╭─ Records for processing
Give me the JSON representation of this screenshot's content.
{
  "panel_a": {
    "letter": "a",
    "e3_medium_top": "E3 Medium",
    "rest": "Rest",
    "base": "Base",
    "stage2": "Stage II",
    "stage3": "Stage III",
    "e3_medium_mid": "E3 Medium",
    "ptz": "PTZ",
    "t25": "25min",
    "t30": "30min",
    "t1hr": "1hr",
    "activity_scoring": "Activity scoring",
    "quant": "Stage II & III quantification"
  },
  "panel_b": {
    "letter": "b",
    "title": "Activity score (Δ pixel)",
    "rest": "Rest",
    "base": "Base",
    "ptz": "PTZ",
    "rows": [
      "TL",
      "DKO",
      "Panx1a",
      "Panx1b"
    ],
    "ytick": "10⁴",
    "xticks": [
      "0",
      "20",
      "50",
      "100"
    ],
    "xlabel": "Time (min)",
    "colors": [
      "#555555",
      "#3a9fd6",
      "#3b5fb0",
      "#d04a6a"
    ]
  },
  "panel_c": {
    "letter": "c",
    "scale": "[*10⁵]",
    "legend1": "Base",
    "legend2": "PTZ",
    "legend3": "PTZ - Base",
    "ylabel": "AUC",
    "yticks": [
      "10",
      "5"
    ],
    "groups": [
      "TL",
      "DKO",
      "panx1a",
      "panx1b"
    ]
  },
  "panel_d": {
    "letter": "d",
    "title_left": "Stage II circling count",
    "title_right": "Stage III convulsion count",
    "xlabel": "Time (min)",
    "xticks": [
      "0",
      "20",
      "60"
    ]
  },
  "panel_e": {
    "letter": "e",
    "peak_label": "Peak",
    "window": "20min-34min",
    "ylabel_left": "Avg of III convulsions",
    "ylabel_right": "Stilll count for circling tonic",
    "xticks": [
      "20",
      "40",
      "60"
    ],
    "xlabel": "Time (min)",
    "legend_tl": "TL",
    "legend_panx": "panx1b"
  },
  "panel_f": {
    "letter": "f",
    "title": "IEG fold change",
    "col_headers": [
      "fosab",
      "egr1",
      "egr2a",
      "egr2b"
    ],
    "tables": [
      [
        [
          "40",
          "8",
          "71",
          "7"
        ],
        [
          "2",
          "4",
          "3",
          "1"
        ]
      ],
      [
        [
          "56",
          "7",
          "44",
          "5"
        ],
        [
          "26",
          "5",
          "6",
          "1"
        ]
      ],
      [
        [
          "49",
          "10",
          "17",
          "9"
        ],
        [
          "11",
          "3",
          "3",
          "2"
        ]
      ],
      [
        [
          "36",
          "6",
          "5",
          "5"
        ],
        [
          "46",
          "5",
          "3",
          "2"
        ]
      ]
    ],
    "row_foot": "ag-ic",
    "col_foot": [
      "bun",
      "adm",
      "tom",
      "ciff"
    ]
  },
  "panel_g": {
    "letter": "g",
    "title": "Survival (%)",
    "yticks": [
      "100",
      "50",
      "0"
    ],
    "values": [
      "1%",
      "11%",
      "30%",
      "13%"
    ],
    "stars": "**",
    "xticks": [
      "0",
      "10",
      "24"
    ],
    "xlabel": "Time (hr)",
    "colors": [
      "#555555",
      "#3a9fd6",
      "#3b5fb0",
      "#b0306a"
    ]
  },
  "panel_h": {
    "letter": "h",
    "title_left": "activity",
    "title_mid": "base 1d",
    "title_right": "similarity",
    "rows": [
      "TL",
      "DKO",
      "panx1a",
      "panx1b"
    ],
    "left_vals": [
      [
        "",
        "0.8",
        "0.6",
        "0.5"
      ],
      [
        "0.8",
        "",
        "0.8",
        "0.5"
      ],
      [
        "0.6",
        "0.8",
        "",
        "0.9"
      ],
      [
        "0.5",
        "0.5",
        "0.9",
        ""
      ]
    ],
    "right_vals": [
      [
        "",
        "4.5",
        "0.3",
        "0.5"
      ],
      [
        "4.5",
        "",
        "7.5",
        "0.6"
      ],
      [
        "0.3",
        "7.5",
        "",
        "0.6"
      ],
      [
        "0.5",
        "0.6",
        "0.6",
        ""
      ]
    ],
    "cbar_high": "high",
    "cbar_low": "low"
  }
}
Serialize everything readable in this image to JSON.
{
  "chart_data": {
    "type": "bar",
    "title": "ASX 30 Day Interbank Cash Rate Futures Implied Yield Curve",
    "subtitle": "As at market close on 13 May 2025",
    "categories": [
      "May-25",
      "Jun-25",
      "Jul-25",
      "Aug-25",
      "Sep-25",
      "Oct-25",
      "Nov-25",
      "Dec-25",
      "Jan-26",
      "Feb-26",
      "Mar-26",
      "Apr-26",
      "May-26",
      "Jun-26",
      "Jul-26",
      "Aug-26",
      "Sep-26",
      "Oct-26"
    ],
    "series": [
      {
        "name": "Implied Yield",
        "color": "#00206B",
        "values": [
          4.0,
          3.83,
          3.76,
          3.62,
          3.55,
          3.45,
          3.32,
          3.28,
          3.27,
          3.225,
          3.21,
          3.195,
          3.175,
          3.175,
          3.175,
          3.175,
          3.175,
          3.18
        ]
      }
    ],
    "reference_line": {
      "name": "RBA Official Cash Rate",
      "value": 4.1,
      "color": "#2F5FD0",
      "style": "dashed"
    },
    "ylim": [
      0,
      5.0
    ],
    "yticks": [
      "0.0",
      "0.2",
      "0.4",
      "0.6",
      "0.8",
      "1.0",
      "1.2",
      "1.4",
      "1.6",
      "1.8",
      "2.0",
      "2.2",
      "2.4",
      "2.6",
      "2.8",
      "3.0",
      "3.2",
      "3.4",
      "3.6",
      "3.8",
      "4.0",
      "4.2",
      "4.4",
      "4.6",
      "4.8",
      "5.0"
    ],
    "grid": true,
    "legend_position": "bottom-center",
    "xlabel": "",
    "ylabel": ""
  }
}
╰─
What you are asked to do ▸
Count the lines of the data that contain the string "letter", and reply with that number alone.

Response ▸
8